Data lines
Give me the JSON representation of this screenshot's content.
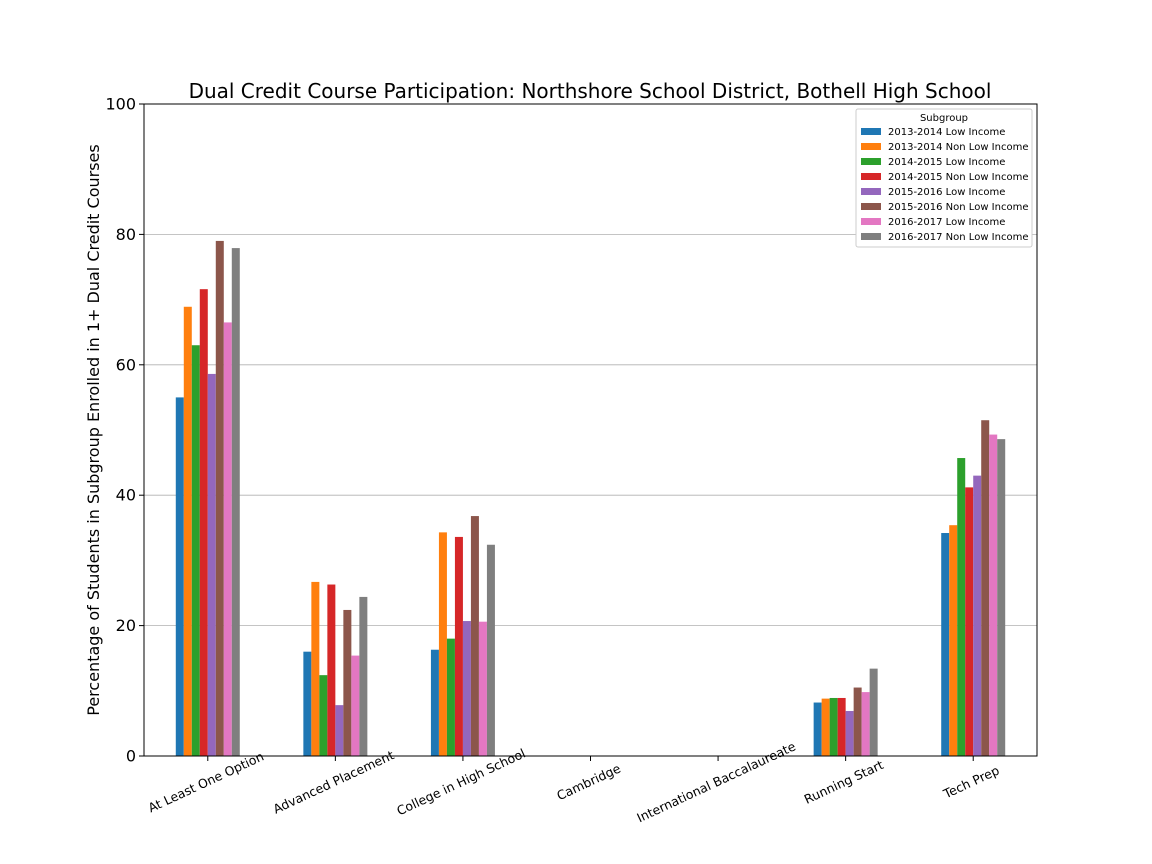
{
  "chart_data": {
    "type": "bar",
    "title": "Dual Credit Course Participation: Northshore School District, Bothell High School",
    "ylabel": "Percentage of Students in Subgroup Enrolled in 1+ Dual Credit Courses",
    "xlabel": "",
    "ylim": [
      0,
      100
    ],
    "yticks": [
      "0",
      "20",
      "40",
      "60",
      "80",
      "100"
    ],
    "grid": "horizontal",
    "legend_title": "Subgroup",
    "legend_position": "top-right",
    "categories": [
      "At Least One Option",
      "Advanced Placement",
      "College in High School",
      "Cambridge",
      "International Baccalaureate",
      "Running Start",
      "Tech Prep"
    ],
    "series": [
      {
        "name": "2013-2014 Low Income",
        "color": "#1f77b4",
        "values": [
          55.0,
          16.0,
          16.3,
          0,
          0,
          8.2,
          34.2
        ]
      },
      {
        "name": "2013-2014 Non Low Income",
        "color": "#ff7f0e",
        "values": [
          68.9,
          26.7,
          34.3,
          0,
          0,
          8.8,
          35.4
        ]
      },
      {
        "name": "2014-2015 Low Income",
        "color": "#2ca02c",
        "values": [
          63.0,
          12.4,
          18.0,
          0,
          0,
          8.9,
          45.7
        ]
      },
      {
        "name": "2014-2015 Non Low Income",
        "color": "#d62728",
        "values": [
          71.6,
          26.3,
          33.6,
          0,
          0,
          8.9,
          41.2
        ]
      },
      {
        "name": "2015-2016 Low Income",
        "color": "#9467bd",
        "values": [
          58.6,
          7.8,
          20.7,
          0,
          0,
          6.9,
          43.0
        ]
      },
      {
        "name": "2015-2016 Non Low Income",
        "color": "#8c564b",
        "values": [
          79.0,
          22.4,
          36.8,
          0,
          0,
          10.5,
          51.5
        ]
      },
      {
        "name": "2016-2017 Low Income",
        "color": "#e377c2",
        "values": [
          66.5,
          15.4,
          20.6,
          0,
          0,
          9.8,
          49.3
        ]
      },
      {
        "name": "2016-2017 Non Low Income",
        "color": "#7f7f7f",
        "values": [
          77.9,
          24.4,
          32.4,
          0,
          0,
          13.4,
          48.6
        ]
      }
    ]
  }
}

Exercise
In the entries above, find each line with the word "color" and copy it.

Completed task
        "color": "#1f77b4",
        "color": "#ff7f0e",
        "color": "#2ca02c",
        "color": "#d62728",
        "color": "#9467bd",
        "color": "#8c564b",
        "color": "#e377c2",
        "color": "#7f7f7f",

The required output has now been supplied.